PROBLEM STATEMENT -> Images excluded, repeat each entry below exactly.

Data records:
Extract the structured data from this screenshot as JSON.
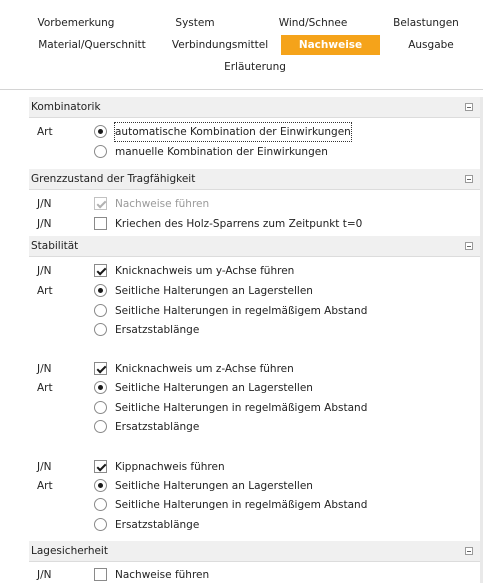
{
  "tabs": {
    "vorbemerkung": "Vorbemerkung",
    "system": "System",
    "wind_schnee": "Wind/Schnee",
    "belastungen": "Belastungen",
    "material": "Material/Querschnitt",
    "verbindungsmittel": "Verbindungsmittel",
    "nachweise": "Nachweise",
    "ausgabe": "Ausgabe",
    "erlaeuterung": "Erläuterung"
  },
  "accent_color": "#f5a31a",
  "labels": {
    "art": "Art",
    "jn": "J/N"
  },
  "kombinatorik": {
    "title": "Kombinatorik",
    "opt_auto": "automatische Kombination der Einwirkungen",
    "opt_manual": "manuelle Kombination der Einwirkungen",
    "selected": "automatische Kombination der Einwirkungen"
  },
  "grenzzustand": {
    "title": "Grenzzustand der Tragfähigkeit",
    "nachweise": {
      "label": "Nachweise führen",
      "checked": true,
      "enabled": false
    },
    "kriechen": {
      "label": "Kriechen des Holz-Sparrens zum Zeitpunkt t=0",
      "checked": false
    }
  },
  "stabilitaet": {
    "title": "Stabilität",
    "opt_lager": "Seitliche Halterungen an Lagerstellen",
    "opt_regel": "Seitliche Halterungen in regelmäßigem Abstand",
    "opt_ersatz": "Ersatzstablänge",
    "knick_y": {
      "label": "Knicknachweis um y-Achse führen",
      "checked": true,
      "selected": "Seitliche Halterungen an Lagerstellen"
    },
    "knick_z": {
      "label": "Knicknachweis um z-Achse führen",
      "checked": true,
      "selected": "Seitliche Halterungen an Lagerstellen"
    },
    "kipp": {
      "label": "Kippnachweis führen",
      "checked": true,
      "selected": "Seitliche Halterungen an Lagerstellen"
    }
  },
  "lagesicherheit": {
    "title": "Lagesicherheit",
    "nachweise": {
      "label": "Nachweise führen",
      "checked": false
    }
  }
}
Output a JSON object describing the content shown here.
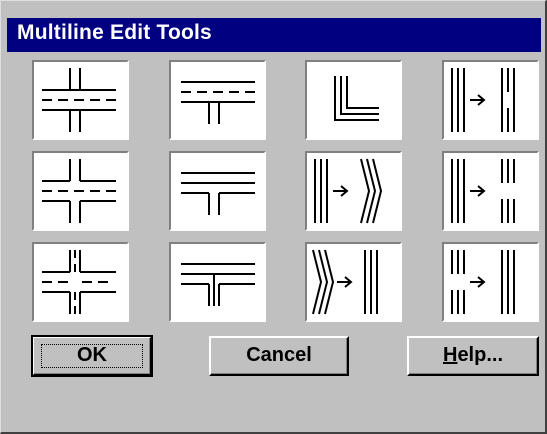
{
  "dialog": {
    "title": "Multiline Edit Tools",
    "colors": {
      "titlebar": "#000080",
      "face": "#c0c0c0"
    }
  },
  "tools": [
    {
      "icon": "closed-cross-icon"
    },
    {
      "icon": "closed-tee-icon"
    },
    {
      "icon": "corner-joint-icon"
    },
    {
      "icon": "cut-single-icon"
    },
    {
      "icon": "open-cross-icon"
    },
    {
      "icon": "open-tee-icon"
    },
    {
      "icon": "add-vertex-icon"
    },
    {
      "icon": "cut-all-icon"
    },
    {
      "icon": "merged-cross-icon"
    },
    {
      "icon": "merged-tee-icon"
    },
    {
      "icon": "delete-vertex-icon"
    },
    {
      "icon": "weld-all-icon"
    }
  ],
  "buttons": {
    "ok": "OK",
    "cancel": "Cancel",
    "help_mnemonic": "H",
    "help_rest": "elp..."
  }
}
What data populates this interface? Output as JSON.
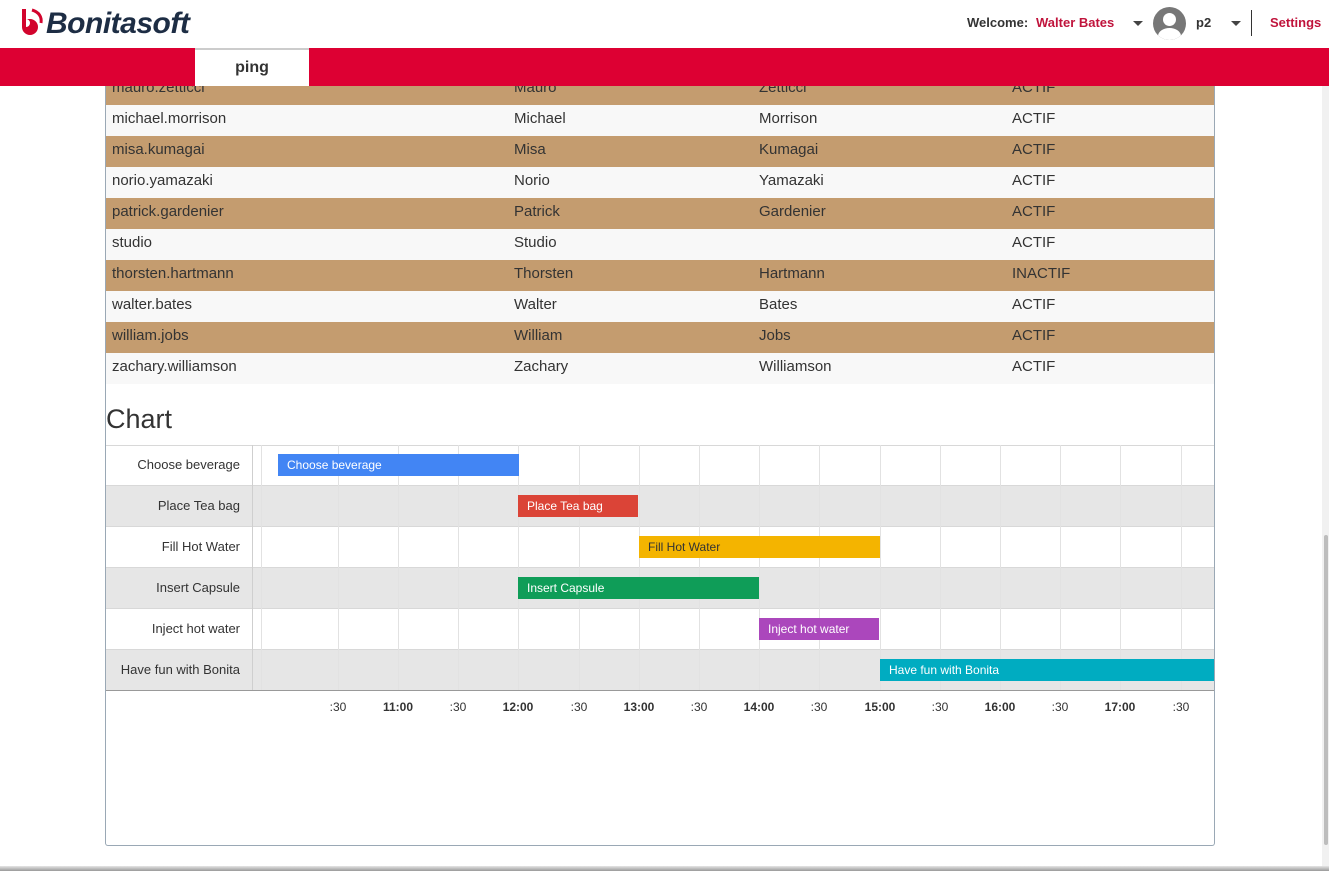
{
  "header": {
    "brand": "Bonitasoft",
    "welcome_label": "Welcome:",
    "user_name": "Walter Bates",
    "profile": "p2",
    "settings": "Settings"
  },
  "nav": {
    "tabs": [
      {
        "label": "ping"
      }
    ]
  },
  "users": {
    "rows": [
      {
        "username": "mauro.zetticci",
        "firstname": "Mauro",
        "lastname": "Zetticci",
        "status": "ACTIF"
      },
      {
        "username": "michael.morrison",
        "firstname": "Michael",
        "lastname": "Morrison",
        "status": "ACTIF"
      },
      {
        "username": "misa.kumagai",
        "firstname": "Misa",
        "lastname": "Kumagai",
        "status": "ACTIF"
      },
      {
        "username": "norio.yamazaki",
        "firstname": "Norio",
        "lastname": "Yamazaki",
        "status": "ACTIF"
      },
      {
        "username": "patrick.gardenier",
        "firstname": "Patrick",
        "lastname": "Gardenier",
        "status": "ACTIF"
      },
      {
        "username": "studio",
        "firstname": "Studio",
        "lastname": "",
        "status": "ACTIF"
      },
      {
        "username": "thorsten.hartmann",
        "firstname": "Thorsten",
        "lastname": "Hartmann",
        "status": "INACTIF"
      },
      {
        "username": "walter.bates",
        "firstname": "Walter",
        "lastname": "Bates",
        "status": "ACTIF"
      },
      {
        "username": "william.jobs",
        "firstname": "William",
        "lastname": "Jobs",
        "status": "ACTIF"
      },
      {
        "username": "zachary.williamson",
        "firstname": "Zachary",
        "lastname": "Williamson",
        "status": "ACTIF"
      }
    ]
  },
  "chart_section": {
    "title": "Chart"
  },
  "chart_data": {
    "type": "timeline",
    "x_ticks": [
      ":30",
      "11:00",
      ":30",
      "12:00",
      ":30",
      "13:00",
      ":30",
      "14:00",
      ":30",
      "15:00",
      ":30",
      "16:00",
      ":30",
      "17:00",
      ":30"
    ],
    "x_tick_hours": [
      10.5,
      11,
      11.5,
      12,
      12.5,
      13,
      13.5,
      14,
      14.5,
      15,
      15.5,
      16,
      16.5,
      17,
      17.5
    ],
    "x_range": [
      10.0,
      18.0
    ],
    "tasks": [
      {
        "row": "Choose beverage",
        "label": "Choose beverage",
        "start": "10:00",
        "end": "12:00",
        "color": "#4285f4"
      },
      {
        "row": "Place Tea bag",
        "label": "Place Tea bag",
        "start": "12:00",
        "end": "13:00",
        "color": "#db4437"
      },
      {
        "row": "Fill Hot Water",
        "label": "Fill Hot Water",
        "start": "13:00",
        "end": "15:00",
        "color": "#f4b400"
      },
      {
        "row": "Insert Capsule",
        "label": "Insert Capsule",
        "start": "12:00",
        "end": "14:00",
        "color": "#0f9d58"
      },
      {
        "row": "Inject hot water",
        "label": "Inject hot water",
        "start": "14:00",
        "end": "15:00",
        "color": "#ab47bc"
      },
      {
        "row": "Have fun with Bonita",
        "label": "Have fun with Bonita",
        "start": "15:00",
        "end": "18:00",
        "color": "#00acc1"
      }
    ]
  },
  "colors": {
    "brand_red": "#dd0033",
    "row_alt": "#c49c6f",
    "link": "#c0143c"
  }
}
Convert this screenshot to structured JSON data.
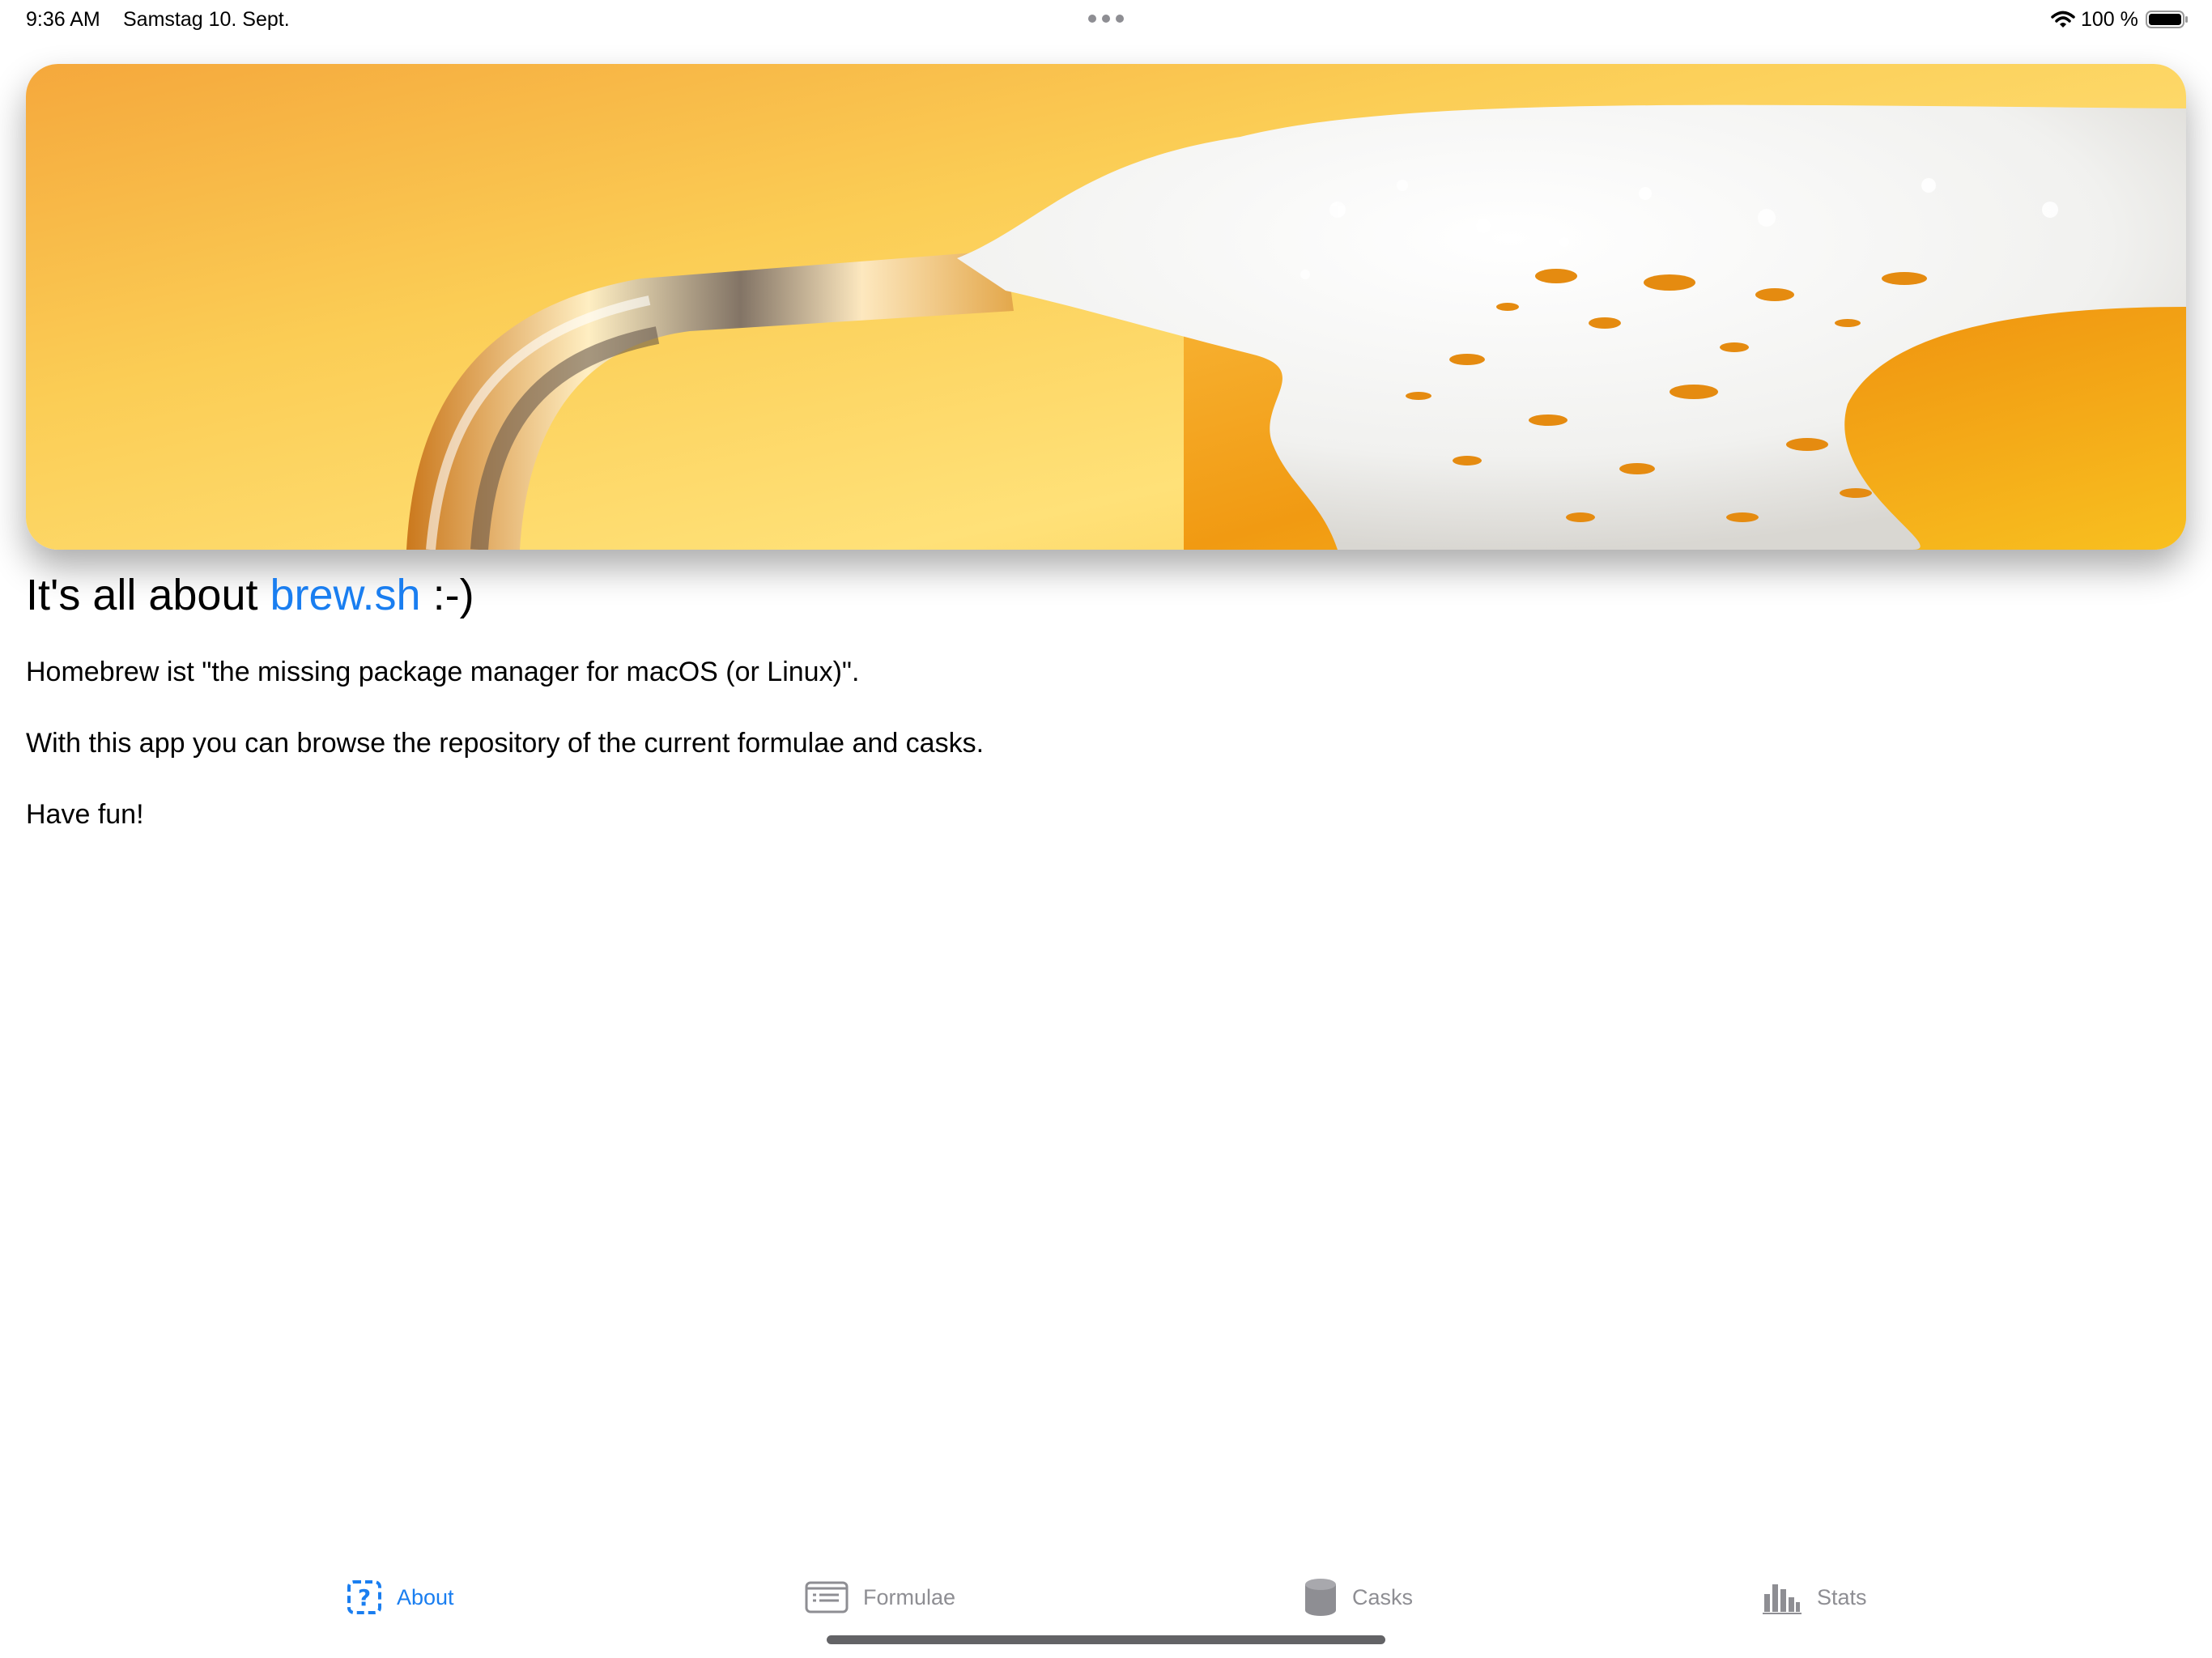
{
  "status_bar": {
    "time": "9:36 AM",
    "date": "Samstag 10. Sept.",
    "battery_percent": "100 %",
    "wifi_icon": "wifi-icon",
    "battery_icon": "battery-full-icon"
  },
  "hero": {
    "image_name": "beer-mug-photo"
  },
  "about": {
    "headline_prefix": "It's all about ",
    "headline_link": "brew.sh",
    "headline_suffix": " :-)",
    "paragraphs": [
      "Homebrew ist \"the missing package manager for macOS (or Linux)\".",
      "With this app you can browse the repository of the current formulae and casks.",
      "Have fun!"
    ]
  },
  "colors": {
    "accent": "#1a7ef0",
    "inactive": "#8e8e93"
  },
  "tab_bar": {
    "selected": "About",
    "tabs": [
      {
        "label": "About",
        "icon": "questionmark-dashed-square-icon"
      },
      {
        "label": "Formulae",
        "icon": "list-window-icon"
      },
      {
        "label": "Casks",
        "icon": "cylinder-icon"
      },
      {
        "label": "Stats",
        "icon": "bar-chart-icon"
      }
    ]
  }
}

FINISHED TASK ->
Extract the structured data from this screenshot as JSON.
{
  "tabs": {
    "vorbemerkung": "Vorbemerkung",
    "system": "System",
    "wind_schnee": "Wind/Schnee",
    "belastungen": "Belastungen",
    "material": "Material/Querschnitt",
    "verbindungsmittel": "Verbindungsmittel",
    "nachweise": "Nachweise",
    "ausgabe": "Ausgabe",
    "erlaeuterung": "Erläuterung"
  },
  "accent_color": "#f5a31a",
  "labels": {
    "art": "Art",
    "jn": "J/N"
  },
  "kombinatorik": {
    "title": "Kombinatorik",
    "opt_auto": "automatische Kombination der Einwirkungen",
    "opt_manual": "manuelle Kombination der Einwirkungen",
    "selected": "automatische Kombination der Einwirkungen"
  },
  "grenzzustand": {
    "title": "Grenzzustand der Tragfähigkeit",
    "nachweise": {
      "label": "Nachweise führen",
      "checked": true,
      "enabled": false
    },
    "kriechen": {
      "label": "Kriechen des Holz-Sparrens zum Zeitpunkt t=0",
      "checked": false
    }
  },
  "stabilitaet": {
    "title": "Stabilität",
    "opt_lager": "Seitliche Halterungen an Lagerstellen",
    "opt_regel": "Seitliche Halterungen in regelmäßigem Abstand",
    "opt_ersatz": "Ersatzstablänge",
    "knick_y": {
      "label": "Knicknachweis um y-Achse führen",
      "checked": true,
      "selected": "Seitliche Halterungen an Lagerstellen"
    },
    "knick_z": {
      "label": "Knicknachweis um z-Achse führen",
      "checked": true,
      "selected": "Seitliche Halterungen an Lagerstellen"
    },
    "kipp": {
      "label": "Kippnachweis führen",
      "checked": true,
      "selected": "Seitliche Halterungen an Lagerstellen"
    }
  },
  "lagesicherheit": {
    "title": "Lagesicherheit",
    "nachweise": {
      "label": "Nachweise führen",
      "checked": false
    }
  }
}
Output a JSON object describing the content shown here.
{
  "dialog": {
    "title": "Multiline Edit Tools",
    "colors": {
      "titlebar": "#000080",
      "face": "#c0c0c0"
    }
  },
  "tools": [
    {
      "icon": "closed-cross-icon"
    },
    {
      "icon": "closed-tee-icon"
    },
    {
      "icon": "corner-joint-icon"
    },
    {
      "icon": "cut-single-icon"
    },
    {
      "icon": "open-cross-icon"
    },
    {
      "icon": "open-tee-icon"
    },
    {
      "icon": "add-vertex-icon"
    },
    {
      "icon": "cut-all-icon"
    },
    {
      "icon": "merged-cross-icon"
    },
    {
      "icon": "merged-tee-icon"
    },
    {
      "icon": "delete-vertex-icon"
    },
    {
      "icon": "weld-all-icon"
    }
  ],
  "buttons": {
    "ok": "OK",
    "cancel": "Cancel",
    "help_mnemonic": "H",
    "help_rest": "elp..."
  }
}
What data populates this interface? Output as JSON.
{
  "header": {
    "brand": "Bonitasoft",
    "welcome_label": "Welcome:",
    "user_name": "Walter Bates",
    "profile": "p2",
    "settings": "Settings"
  },
  "nav": {
    "tabs": [
      {
        "label": "ping"
      }
    ]
  },
  "users": {
    "rows": [
      {
        "username": "mauro.zetticci",
        "firstname": "Mauro",
        "lastname": "Zetticci",
        "status": "ACTIF"
      },
      {
        "username": "michael.morrison",
        "firstname": "Michael",
        "lastname": "Morrison",
        "status": "ACTIF"
      },
      {
        "username": "misa.kumagai",
        "firstname": "Misa",
        "lastname": "Kumagai",
        "status": "ACTIF"
      },
      {
        "username": "norio.yamazaki",
        "firstname": "Norio",
        "lastname": "Yamazaki",
        "status": "ACTIF"
      },
      {
        "username": "patrick.gardenier",
        "firstname": "Patrick",
        "lastname": "Gardenier",
        "status": "ACTIF"
      },
      {
        "username": "studio",
        "firstname": "Studio",
        "lastname": "",
        "status": "ACTIF"
      },
      {
        "username": "thorsten.hartmann",
        "firstname": "Thorsten",
        "lastname": "Hartmann",
        "status": "INACTIF"
      },
      {
        "username": "walter.bates",
        "firstname": "Walter",
        "lastname": "Bates",
        "status": "ACTIF"
      },
      {
        "username": "william.jobs",
        "firstname": "William",
        "lastname": "Jobs",
        "status": "ACTIF"
      },
      {
        "username": "zachary.williamson",
        "firstname": "Zachary",
        "lastname": "Williamson",
        "status": "ACTIF"
      }
    ]
  },
  "chart_section": {
    "title": "Chart"
  },
  "chart_data": {
    "type": "timeline",
    "x_ticks": [
      ":30",
      "11:00",
      ":30",
      "12:00",
      ":30",
      "13:00",
      ":30",
      "14:00",
      ":30",
      "15:00",
      ":30",
      "16:00",
      ":30",
      "17:00",
      ":30"
    ],
    "x_tick_hours": [
      10.5,
      11,
      11.5,
      12,
      12.5,
      13,
      13.5,
      14,
      14.5,
      15,
      15.5,
      16,
      16.5,
      17,
      17.5
    ],
    "x_range": [
      10.0,
      18.0
    ],
    "tasks": [
      {
        "row": "Choose beverage",
        "label": "Choose beverage",
        "start": "10:00",
        "end": "12:00",
        "color": "#4285f4"
      },
      {
        "row": "Place Tea bag",
        "label": "Place Tea bag",
        "start": "12:00",
        "end": "13:00",
        "color": "#db4437"
      },
      {
        "row": "Fill Hot Water",
        "label": "Fill Hot Water",
        "start": "13:00",
        "end": "15:00",
        "color": "#f4b400"
      },
      {
        "row": "Insert Capsule",
        "label": "Insert Capsule",
        "start": "12:00",
        "end": "14:00",
        "color": "#0f9d58"
      },
      {
        "row": "Inject hot water",
        "label": "Inject hot water",
        "start": "14:00",
        "end": "15:00",
        "color": "#ab47bc"
      },
      {
        "row": "Have fun with Bonita",
        "label": "Have fun with Bonita",
        "start": "15:00",
        "end": "18:00",
        "color": "#00acc1"
      }
    ]
  },
  "colors": {
    "brand_red": "#dd0033",
    "row_alt": "#c49c6f",
    "link": "#c0143c"
  }
}
Convert this screenshot to structured JSON data.
{
  "status_bar": {
    "time": "9:36 AM",
    "date": "Samstag 10. Sept.",
    "battery_percent": "100 %",
    "wifi_icon": "wifi-icon",
    "battery_icon": "battery-full-icon"
  },
  "hero": {
    "image_name": "beer-mug-photo"
  },
  "about": {
    "headline_prefix": "It's all about ",
    "headline_link": "brew.sh",
    "headline_suffix": " :-)",
    "paragraphs": [
      "Homebrew ist \"the missing package manager for macOS (or Linux)\".",
      "With this app you can browse the repository of the current formulae and casks.",
      "Have fun!"
    ]
  },
  "colors": {
    "accent": "#1a7ef0",
    "inactive": "#8e8e93"
  },
  "tab_bar": {
    "selected": "About",
    "tabs": [
      {
        "label": "About",
        "icon": "questionmark-dashed-square-icon"
      },
      {
        "label": "Formulae",
        "icon": "list-window-icon"
      },
      {
        "label": "Casks",
        "icon": "cylinder-icon"
      },
      {
        "label": "Stats",
        "icon": "bar-chart-icon"
      }
    ]
  }
}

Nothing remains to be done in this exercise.